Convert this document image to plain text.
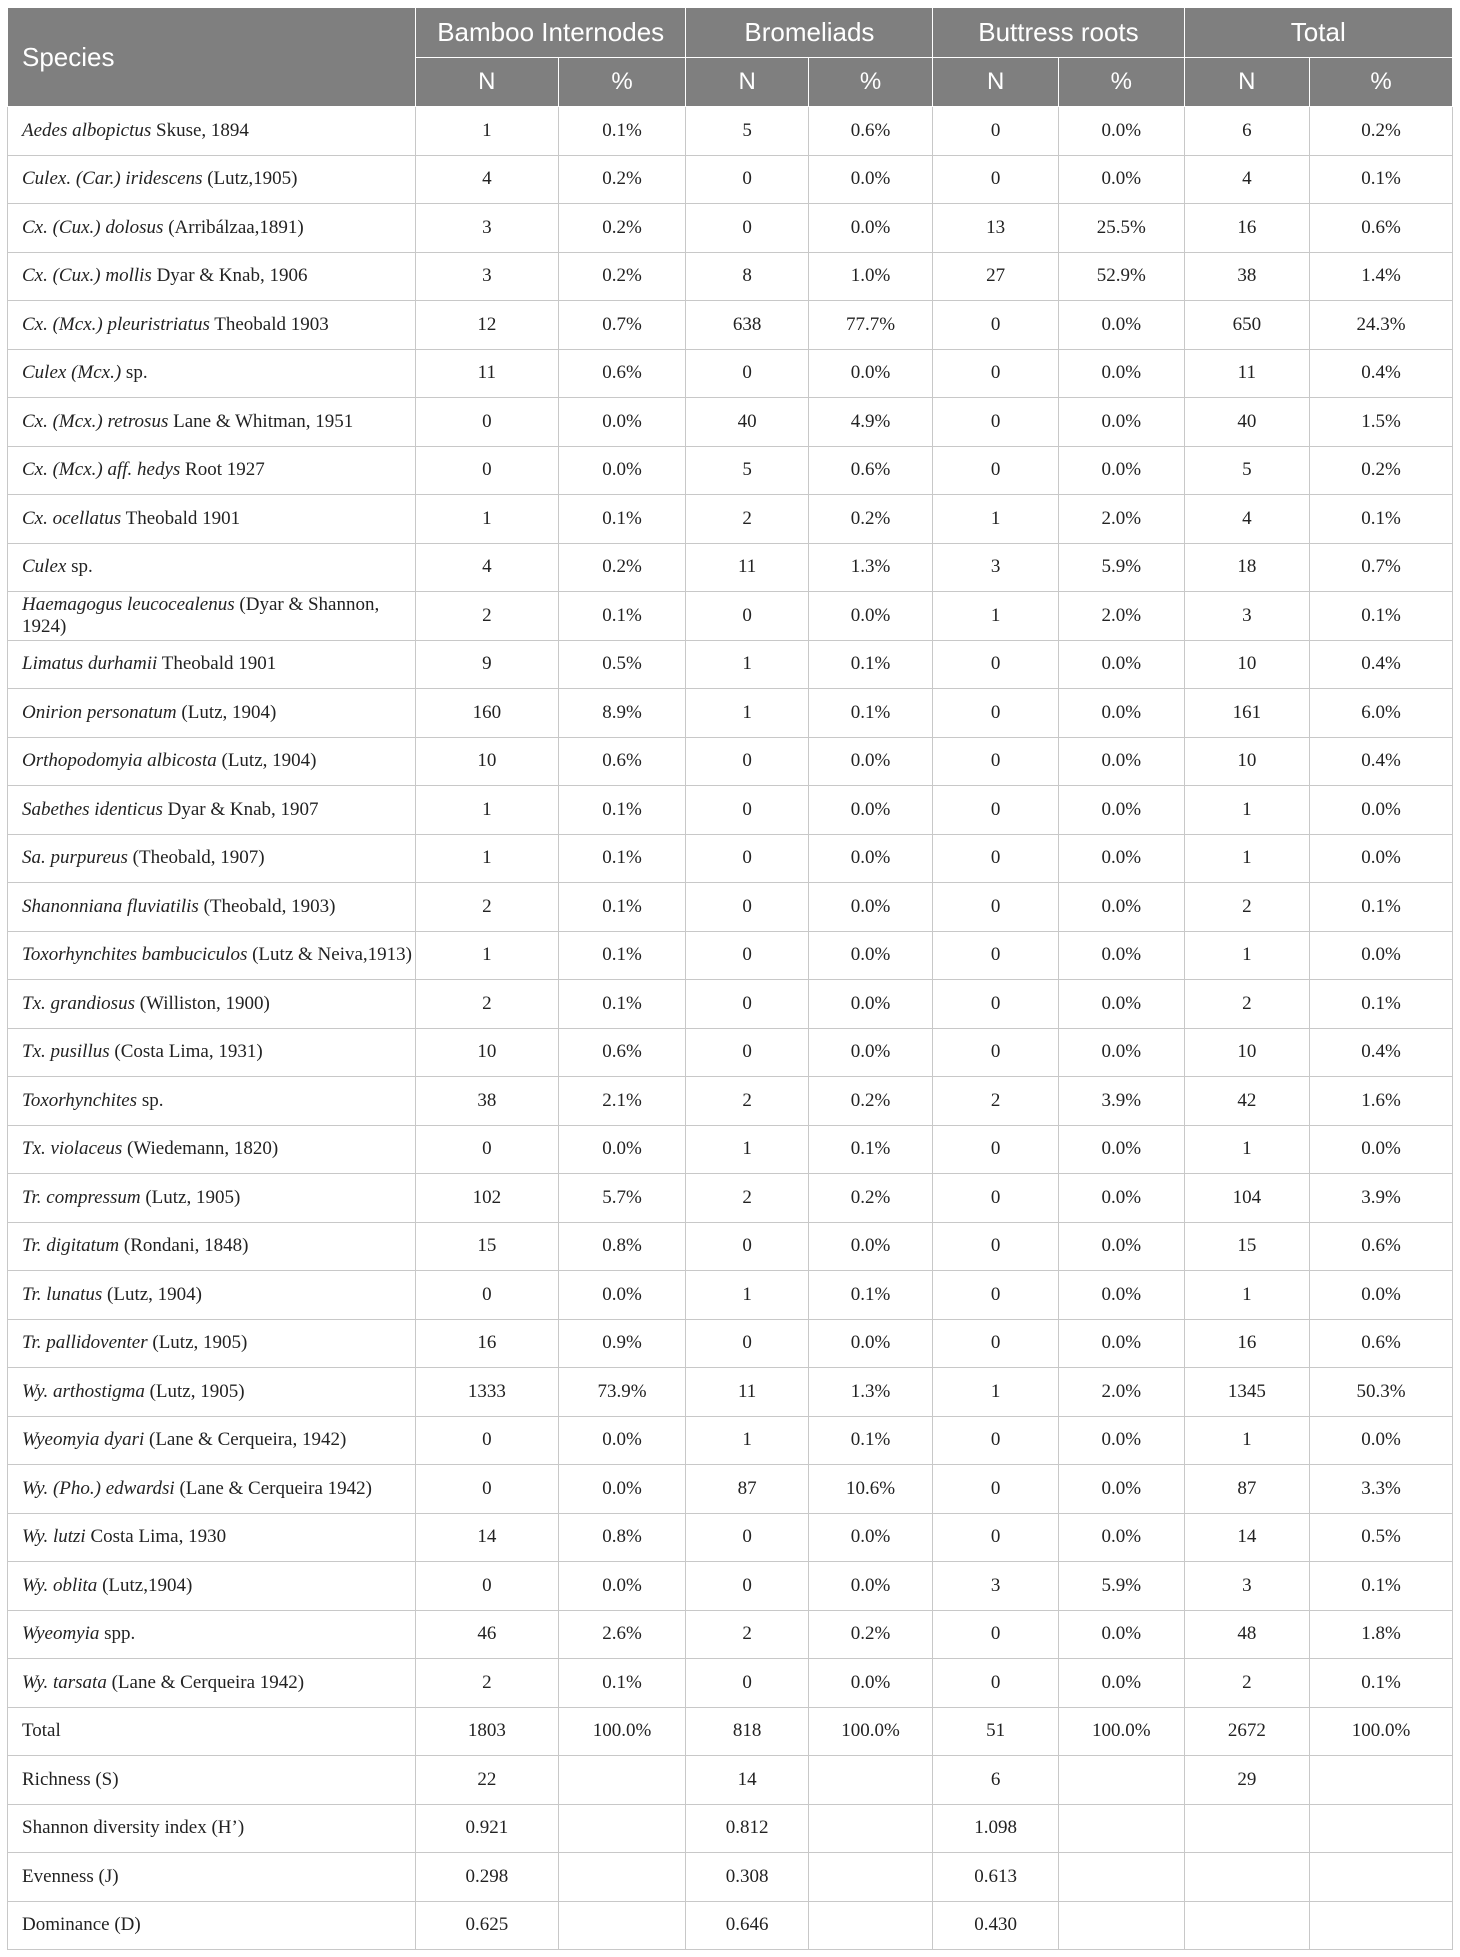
Species	Bamboo Internodes		Bromeliads		Buttress roots		Total	
	N	%	N	%	N	%	N	%
Aedes albopictus Skuse, 1894	1	0.1%	5	0.6%	0	0.0%	6	0.2%
Culex. (Car.) iridescens (Lutz,1905)	4	0.2%	0	0.0%	0	0.0%	4	0.1%
Cx. (Cux.) dolosus (Arribálzaa,1891)	3	0.2%	0	0.0%	13	25.5%	16	0.6%
Cx. (Cux.) mollis Dyar & Knab, 1906	3	0.2%	8	1.0%	27	52.9%	38	1.4%
Cx. (Mcx.) pleuristriatus Theobald 1903	12	0.7%	638	77.7%	0	0.0%	650	24.3%
Culex (Mcx.) sp.	11	0.6%	0	0.0%	0	0.0%	11	0.4%
Cx. (Mcx.) retrosus Lane & Whitman, 1951	0	0.0%	40	4.9%	0	0.0%	40	1.5%
Cx. (Mcx.) aff. hedys Root 1927	0	0.0%	5	0.6%	0	0.0%	5	0.2%
Cx. ocellatus Theobald 1901	1	0.1%	2	0.2%	1	2.0%	4	0.1%
Culex sp.	4	0.2%	11	1.3%	3	5.9%	18	0.7%
Haemagogus leucocealenus (Dyar & Shannon, 1924)	2	0.1%	0	0.0%	1	2.0%	3	0.1%
Limatus durhamii Theobald 1901	9	0.5%	1	0.1%	0	0.0%	10	0.4%
Onirion personatum (Lutz, 1904)	160	8.9%	1	0.1%	0	0.0%	161	6.0%
Orthopodomyia albicosta (Lutz, 1904)	10	0.6%	0	0.0%	0	0.0%	10	0.4%
Sabethes identicus Dyar & Knab, 1907	1	0.1%	0	0.0%	0	0.0%	1	0.0%
Sa. purpureus (Theobald, 1907)	1	0.1%	0	0.0%	0	0.0%	1	0.0%
Shanonniana fluviatilis (Theobald, 1903)	2	0.1%	0	0.0%	0	0.0%	2	0.1%
Toxorhynchites bambuciculos (Lutz & Neiva,1913)	1	0.1%	0	0.0%	0	0.0%	1	0.0%
Tx. grandiosus (Williston, 1900)	2	0.1%	0	0.0%	0	0.0%	2	0.1%
Tx. pusillus (Costa Lima, 1931)	10	0.6%	0	0.0%	0	0.0%	10	0.4%
Toxorhynchites sp.	38	2.1%	2	0.2%	2	3.9%	42	1.6%
Tx. violaceus (Wiedemann, 1820)	0	0.0%	1	0.1%	0	0.0%	1	0.0%
Tr. compressum (Lutz, 1905)	102	5.7%	2	0.2%	0	0.0%	104	3.9%
Tr. digitatum (Rondani, 1848)	15	0.8%	0	0.0%	0	0.0%	15	0.6%
Tr. lunatus (Lutz, 1904)	0	0.0%	1	0.1%	0	0.0%	1	0.0%
Tr. pallidoventer (Lutz, 1905)	16	0.9%	0	0.0%	0	0.0%	16	0.6%
Wy. arthostigma (Lutz, 1905)	1333	73.9%	11	1.3%	1	2.0%	1345	50.3%
Wyeomyia dyari (Lane & Cerqueira, 1942)	0	0.0%	1	0.1%	0	0.0%	1	0.0%
Wy. (Pho.) edwardsi (Lane & Cerqueira 1942)	0	0.0%	87	10.6%	0	0.0%	87	3.3%
Wy. lutzi Costa Lima, 1930	14	0.8%	0	0.0%	0	0.0%	14	0.5%
Wy. oblita (Lutz,1904)	0	0.0%	0	0.0%	3	5.9%	3	0.1%
Wyeomyia spp.	46	2.6%	2	0.2%	0	0.0%	48	1.8%
Wy. tarsata (Lane & Cerqueira 1942)	2	0.1%	0	0.0%	0	0.0%	2	0.1%
Total	1803	100.0%	818	100.0%	51	100.0%	2672	100.0%
Richness (S)	22		14		6		29	
Shannon diversity index (H’)	0.921		0.812		1.098			
Evenness (J)	0.298		0.308		0.613			
Dominance (D)	0.625		0.646		0.430			
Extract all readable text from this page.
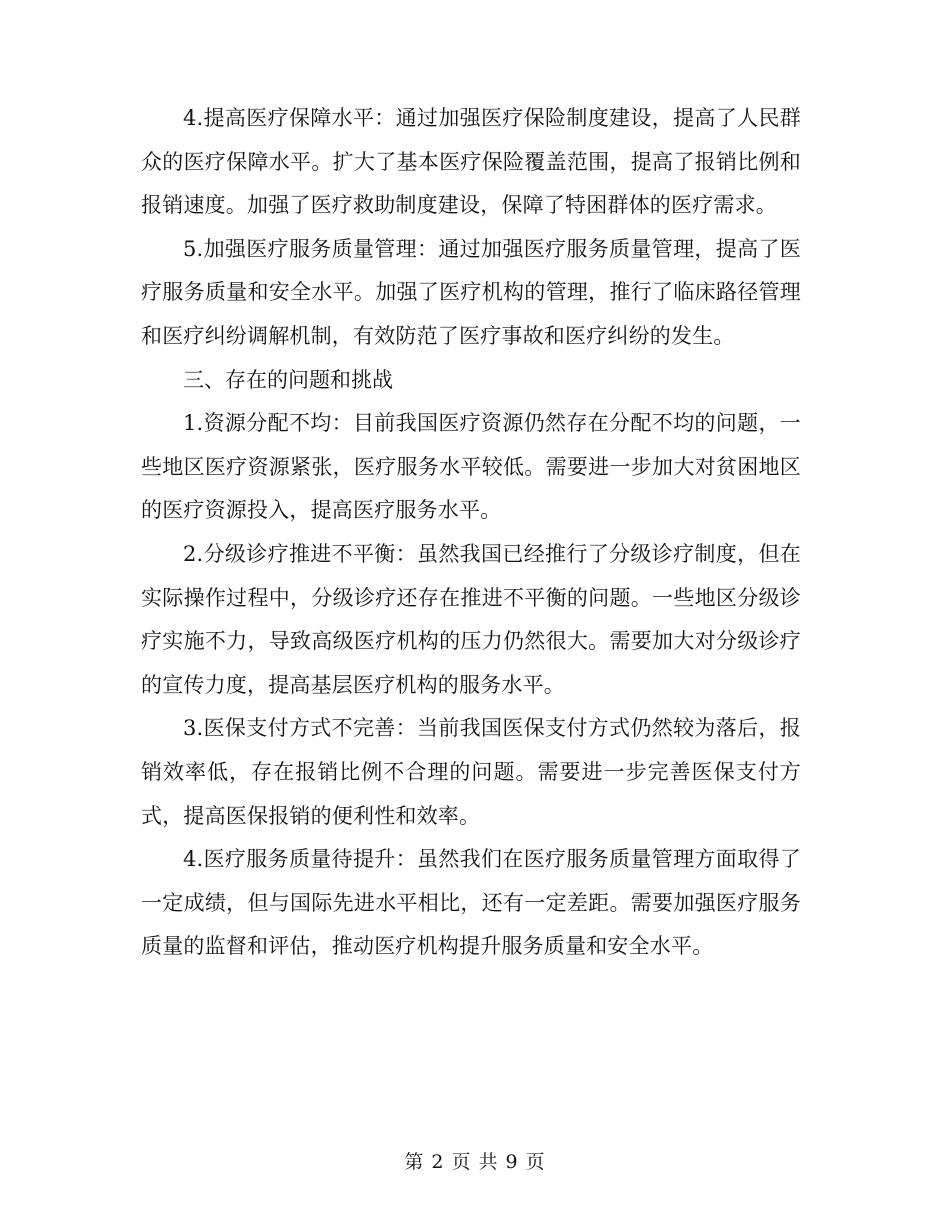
4.提高医疗保障水平：通过加强医疗保险制度建设，提高了人民群众的医疗保障水平。扩大了基本医疗保险覆盖范围，提高了报销比例和报销速度。加强了医疗救助制度建设，保障了特困群体的医疗需求。

5.加强医疗服务质量管理：通过加强医疗服务质量管理，提高了医疗服务质量和安全水平。加强了医疗机构的管理，推行了临床路径管理和医疗纠纷调解机制，有效防范了医疗事故和医疗纠纷的发生。

三、存在的问题和挑战

1.资源分配不均：目前我国医疗资源仍然存在分配不均的问题，一些地区医疗资源紧张，医疗服务水平较低。需要进一步加大对贫困地区的医疗资源投入，提高医疗服务水平。

2.分级诊疗推进不平衡：虽然我国已经推行了分级诊疗制度，但在实际操作过程中，分级诊疗还存在推进不平衡的问题。一些地区分级诊疗实施不力，导致高级医疗机构的压力仍然很大。需要加大对分级诊疗的宣传力度，提高基层医疗机构的服务水平。

3.医保支付方式不完善：当前我国医保支付方式仍然较为落后，报销效率低，存在报销比例不合理的问题。需要进一步完善医保支付方式，提高医保报销的便利性和效率。

4.医疗服务质量待提升：虽然我们在医疗服务质量管理方面取得了一定成绩，但与国际先进水平相比，还有一定差距。需要加强医疗服务质量的监督和评估，推动医疗机构提升服务质量和安全水平。

第 2 页 共 9 页
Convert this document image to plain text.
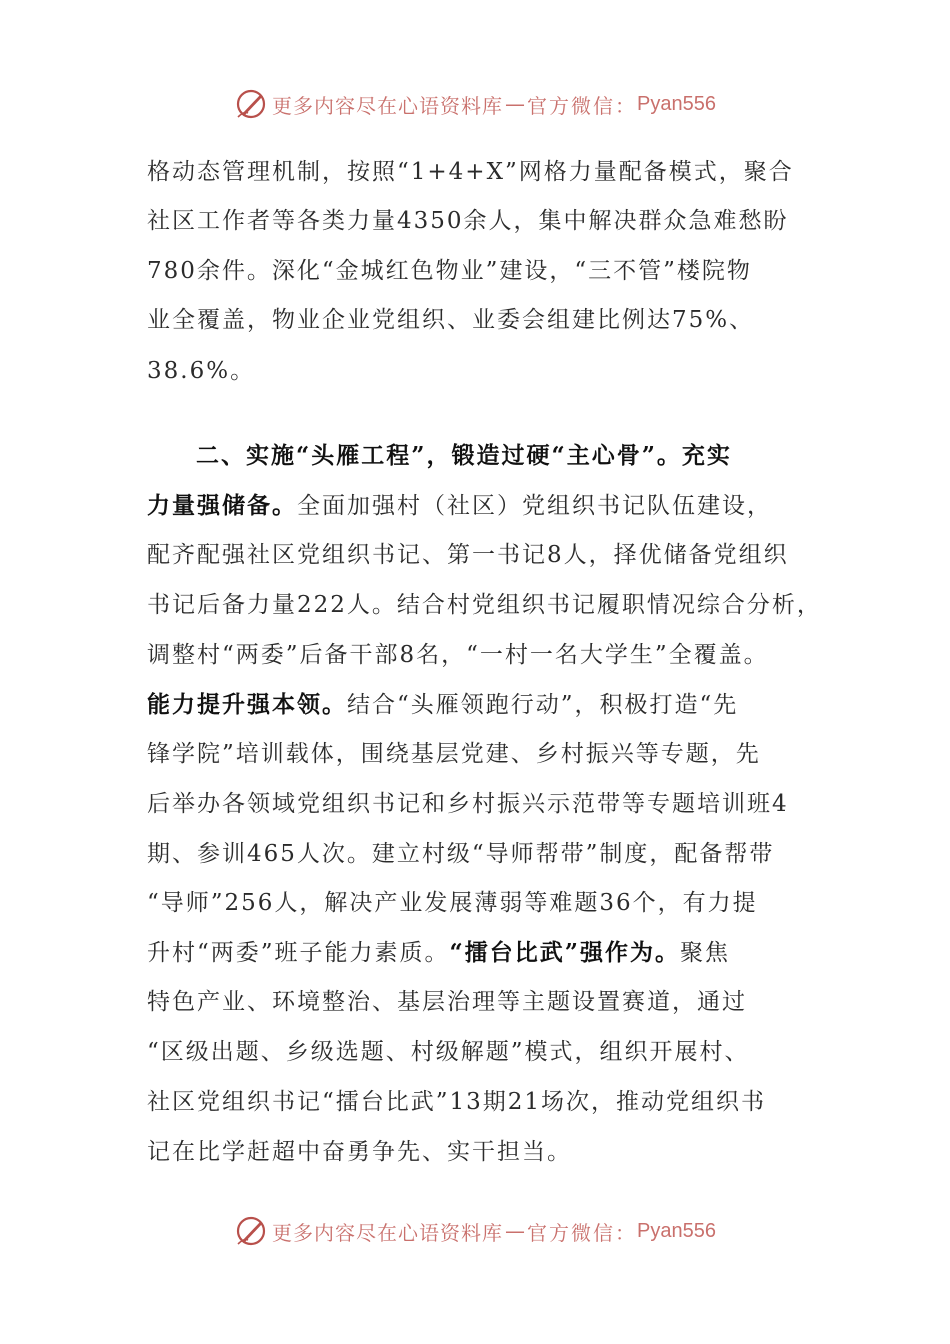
更多内容尽在心语资料库 — 官方微信： Pyan556
格动态管理机制，按照“1+4+X”网格力量配备模式，聚合
社区工作者等各类力量4350余人，集中解决群众急难愁盼
780余件。深化“金城红色物业”建设，“三不管”楼院物
业全覆盖，物业企业党组织、业委会组建比例达75%、
38.6%。
二、实施“头雁工程”，锻造过硬“主心骨”。充实
力量强储备。全面加强村（社区）党组织书记队伍建设，
配齐配强社区党组织书记、第一书记8人，择优储备党组织
书记后备力量222人。结合村党组织书记履职情况综合分析，
调整村“两委”后备干部8名，“一村一名大学生”全覆盖。
能力提升强本领。结合“头雁领跑行动”，积极打造“先
锋学院”培训载体，围绕基层党建、乡村振兴等专题，先
后举办各领域党组织书记和乡村振兴示范带等专题培训班4
期、参训465人次。建立村级“导师帮带”制度，配备帮带
“导师”256人，解决产业发展薄弱等难题36个，有力提
升村“两委”班子能力素质。“擂台比武”强作为。聚焦
特色产业、环境整治、基层治理等主题设置赛道，通过
“区级出题、乡级选题、村级解题”模式，组织开展村、
社区党组织书记“擂台比武”13期21场次，推动党组织书
记在比学赶超中奋勇争先、实干担当。
更多内容尽在心语资料库 — 官方微信： Pyan556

++++++++

PROBLEM DETAILS
Locate the word "Theobald" in the entries, and copy every line where it is found.

ANSWER FOR THE TASK
Cx. (Mcx.) pleuristriatus Theobald 1903	12	0.7%	638	77.7%	0	0.0%	650	24.3%
Cx. ocellatus Theobald 1901	1	0.1%	2	0.2%	1	2.0%	4	0.1%
Limatus durhamii Theobald 1901	9	0.5%	1	0.1%	0	0.0%	10	0.4%
Sa. purpureus (Theobald, 1907)	1	0.1%	0	0.0%	0	0.0%	1	0.0%
Shanonniana fluviatilis (Theobald, 1903)	2	0.1%	0	0.0%	0	0.0%	2	0.1%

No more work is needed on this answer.